### PARTES DO EXERCÍCIO:
1. Responda às perguntas seguintes com base no excerto sobre a regularização de imigrantes, assinalando as respostas com as mesmas letras.
(a) Quantos imigrantes dos PALOP pretende Portugal legalizar, e até quando?
(b) Em que ano foi anunciado o processo da regularização?
(c) A extinção de que entidade coincide com o momento em que a medida acontece?
2. Indique todos os nomes de países, grupos de países e entidades que surgem no excerto sobre a regularização de imigrantes.
3. Prossiga o excerto sobre a regularização de imigrantes a partir da última frase apresentada.

### EXCERTO DO DOCUMENTO:
+++

Na minha perspetiva, tem faltado esta visão mais ousada, mais universalista. Já percebi que alguns autarcas têm medo de dizer declaradamente que os novos cidadãos que chegam devem ser tratados como munícipes de pleno direito também.
Portugal vai atribuir automaticamente autorização de residência de um ano a imigrantes lusófonos e pretende legalizar 150 mil imigrantes dos PALOP até março. A portaria do Governo ainda não foi publicada, mas, a ser assim, não poderemos falar de discriminação, depois de termos falado de emigrantes de tantos locais do mundo?
Eu diria que esta medida é uma medida positiva, mas tardia. Tardia porque o processo da regularização foi anunciado em 2020. Já podia ter sido executado, não é?
Mas é positiva porque revela uma preocupação E temos que olhar também para o momento em que está a acontecer. Ou seja, acontece quando ocorre a extinção do SEF.

+++

### MATERIAL EXTRAÍDO:
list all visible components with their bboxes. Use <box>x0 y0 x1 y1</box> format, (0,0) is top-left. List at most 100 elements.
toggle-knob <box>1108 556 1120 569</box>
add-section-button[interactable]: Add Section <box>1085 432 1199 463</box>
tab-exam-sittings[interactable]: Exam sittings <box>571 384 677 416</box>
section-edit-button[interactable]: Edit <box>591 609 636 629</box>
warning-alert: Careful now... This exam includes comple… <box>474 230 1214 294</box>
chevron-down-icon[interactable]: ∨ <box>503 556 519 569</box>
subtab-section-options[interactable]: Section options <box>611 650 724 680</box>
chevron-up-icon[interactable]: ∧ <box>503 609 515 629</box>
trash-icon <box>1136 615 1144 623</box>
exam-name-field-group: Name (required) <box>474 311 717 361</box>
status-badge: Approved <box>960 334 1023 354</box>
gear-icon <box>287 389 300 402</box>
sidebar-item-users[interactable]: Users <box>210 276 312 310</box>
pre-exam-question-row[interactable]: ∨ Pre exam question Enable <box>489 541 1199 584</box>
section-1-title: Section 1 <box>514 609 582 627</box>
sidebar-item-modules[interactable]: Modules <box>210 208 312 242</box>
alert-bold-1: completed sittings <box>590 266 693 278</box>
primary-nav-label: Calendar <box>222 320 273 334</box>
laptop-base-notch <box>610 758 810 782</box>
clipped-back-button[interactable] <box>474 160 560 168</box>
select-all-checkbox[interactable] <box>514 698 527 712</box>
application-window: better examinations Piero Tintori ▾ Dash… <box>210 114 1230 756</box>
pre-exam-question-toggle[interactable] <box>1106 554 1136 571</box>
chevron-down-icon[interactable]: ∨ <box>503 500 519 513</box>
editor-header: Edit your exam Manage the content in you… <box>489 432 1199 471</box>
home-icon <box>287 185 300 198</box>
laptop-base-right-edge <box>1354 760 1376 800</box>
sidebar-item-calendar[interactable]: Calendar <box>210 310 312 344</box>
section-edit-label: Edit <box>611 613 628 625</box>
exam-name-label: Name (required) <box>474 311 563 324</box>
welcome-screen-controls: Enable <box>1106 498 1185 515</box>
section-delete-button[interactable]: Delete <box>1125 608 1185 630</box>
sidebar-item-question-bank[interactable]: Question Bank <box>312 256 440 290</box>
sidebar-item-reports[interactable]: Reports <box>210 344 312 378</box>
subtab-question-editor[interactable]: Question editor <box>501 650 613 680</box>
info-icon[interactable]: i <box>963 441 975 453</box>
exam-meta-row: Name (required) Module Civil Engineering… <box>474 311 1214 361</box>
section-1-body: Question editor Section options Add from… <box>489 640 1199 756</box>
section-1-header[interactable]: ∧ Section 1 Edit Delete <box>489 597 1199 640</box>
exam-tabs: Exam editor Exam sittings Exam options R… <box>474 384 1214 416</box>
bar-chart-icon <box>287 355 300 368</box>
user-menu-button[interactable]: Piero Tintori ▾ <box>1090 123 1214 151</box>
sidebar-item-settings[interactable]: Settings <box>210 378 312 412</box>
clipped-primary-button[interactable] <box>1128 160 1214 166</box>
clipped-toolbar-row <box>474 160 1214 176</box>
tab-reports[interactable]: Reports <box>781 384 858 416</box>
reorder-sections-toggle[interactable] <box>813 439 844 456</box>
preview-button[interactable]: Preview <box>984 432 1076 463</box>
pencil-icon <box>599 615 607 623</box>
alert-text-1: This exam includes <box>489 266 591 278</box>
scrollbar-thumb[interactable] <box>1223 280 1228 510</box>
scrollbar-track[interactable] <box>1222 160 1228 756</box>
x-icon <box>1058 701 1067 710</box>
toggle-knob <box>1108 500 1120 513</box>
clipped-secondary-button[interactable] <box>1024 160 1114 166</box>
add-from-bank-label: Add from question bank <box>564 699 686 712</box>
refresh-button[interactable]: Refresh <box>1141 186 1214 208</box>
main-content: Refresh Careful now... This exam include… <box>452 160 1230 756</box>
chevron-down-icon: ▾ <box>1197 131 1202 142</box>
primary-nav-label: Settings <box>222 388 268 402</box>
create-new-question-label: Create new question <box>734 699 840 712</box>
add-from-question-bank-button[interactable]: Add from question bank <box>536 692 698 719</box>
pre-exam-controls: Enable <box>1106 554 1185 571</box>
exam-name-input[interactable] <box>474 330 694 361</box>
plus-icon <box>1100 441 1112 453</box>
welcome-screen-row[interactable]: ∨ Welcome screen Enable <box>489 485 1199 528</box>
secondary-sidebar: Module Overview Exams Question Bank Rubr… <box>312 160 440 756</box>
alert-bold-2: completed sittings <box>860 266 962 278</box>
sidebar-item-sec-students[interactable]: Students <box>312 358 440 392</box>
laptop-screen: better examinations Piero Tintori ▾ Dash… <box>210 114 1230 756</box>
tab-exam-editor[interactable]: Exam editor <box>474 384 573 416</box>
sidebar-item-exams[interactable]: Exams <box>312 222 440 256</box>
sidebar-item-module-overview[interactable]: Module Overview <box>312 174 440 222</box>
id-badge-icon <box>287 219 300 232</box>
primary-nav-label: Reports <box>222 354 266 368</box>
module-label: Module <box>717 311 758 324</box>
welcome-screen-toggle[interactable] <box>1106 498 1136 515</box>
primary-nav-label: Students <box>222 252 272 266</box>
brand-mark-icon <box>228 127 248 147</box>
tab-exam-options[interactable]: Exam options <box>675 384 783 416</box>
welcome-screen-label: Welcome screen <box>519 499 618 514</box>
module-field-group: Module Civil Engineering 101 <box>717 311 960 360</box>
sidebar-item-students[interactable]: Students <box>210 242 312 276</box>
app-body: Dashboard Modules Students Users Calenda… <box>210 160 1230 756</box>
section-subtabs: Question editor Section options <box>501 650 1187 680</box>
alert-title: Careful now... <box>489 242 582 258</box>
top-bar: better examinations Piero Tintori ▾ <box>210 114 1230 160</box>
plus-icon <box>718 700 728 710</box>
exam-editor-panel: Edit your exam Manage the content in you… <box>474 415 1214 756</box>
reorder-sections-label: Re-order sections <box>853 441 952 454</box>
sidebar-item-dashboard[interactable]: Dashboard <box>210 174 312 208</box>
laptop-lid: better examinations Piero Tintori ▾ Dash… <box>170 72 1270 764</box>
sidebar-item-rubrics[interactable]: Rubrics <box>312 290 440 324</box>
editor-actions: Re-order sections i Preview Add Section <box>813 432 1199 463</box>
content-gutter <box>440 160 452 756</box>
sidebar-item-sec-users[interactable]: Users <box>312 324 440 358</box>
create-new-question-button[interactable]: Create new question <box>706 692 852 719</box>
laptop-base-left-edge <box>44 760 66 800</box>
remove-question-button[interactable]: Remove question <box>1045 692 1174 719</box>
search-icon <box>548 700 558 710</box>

+++

### RESPOSTAS ESCRITAS:
1.
(a) 150 mil, até março.
(b) Em 2020.
(c) A do SEF.

2. Portugal, PALOP, Governo, SEF

3.
A demora está ligada às dificuldades do SEF?
Exatamente. Há uma preocupação na qualidade da passagem dos processos do SEF para a nova entidade que vai surgir, a nova agência chamada Agência para as Migrações e Asilo ( APMA). As medidas de regularização que o Governo tomou parecem-me corretas. No entanto, entendemos que deve haver também uma abrangência para a regularização não apenas das pessoas da CPLP, mas a todos os estrangeiros em situação irregular e que têm processos pendentes.
Eu percebo que haja, politicamente, maior conforto na dimensão da CPLP. É a população com quem Portugal tem uma ligação histórica e estamos relativamente habituados - vamos dizer assim - a termos estas pessoas oriundas de países africanos e também do Brasil. Mas eu creio que não devemos excluir outras pessoas. Há muitas pessoas, sobretudo oriundas da Ásia do Sul edo Norte de África, com alguma dificuldade no acesso a plenos direitos. As medidas de regulação devem ser mais alargadas e proteger as pessoas todas.
A nova Agência Portuguesa para as Migrações deve ouvir as associações no terreno antes de iniciar funções?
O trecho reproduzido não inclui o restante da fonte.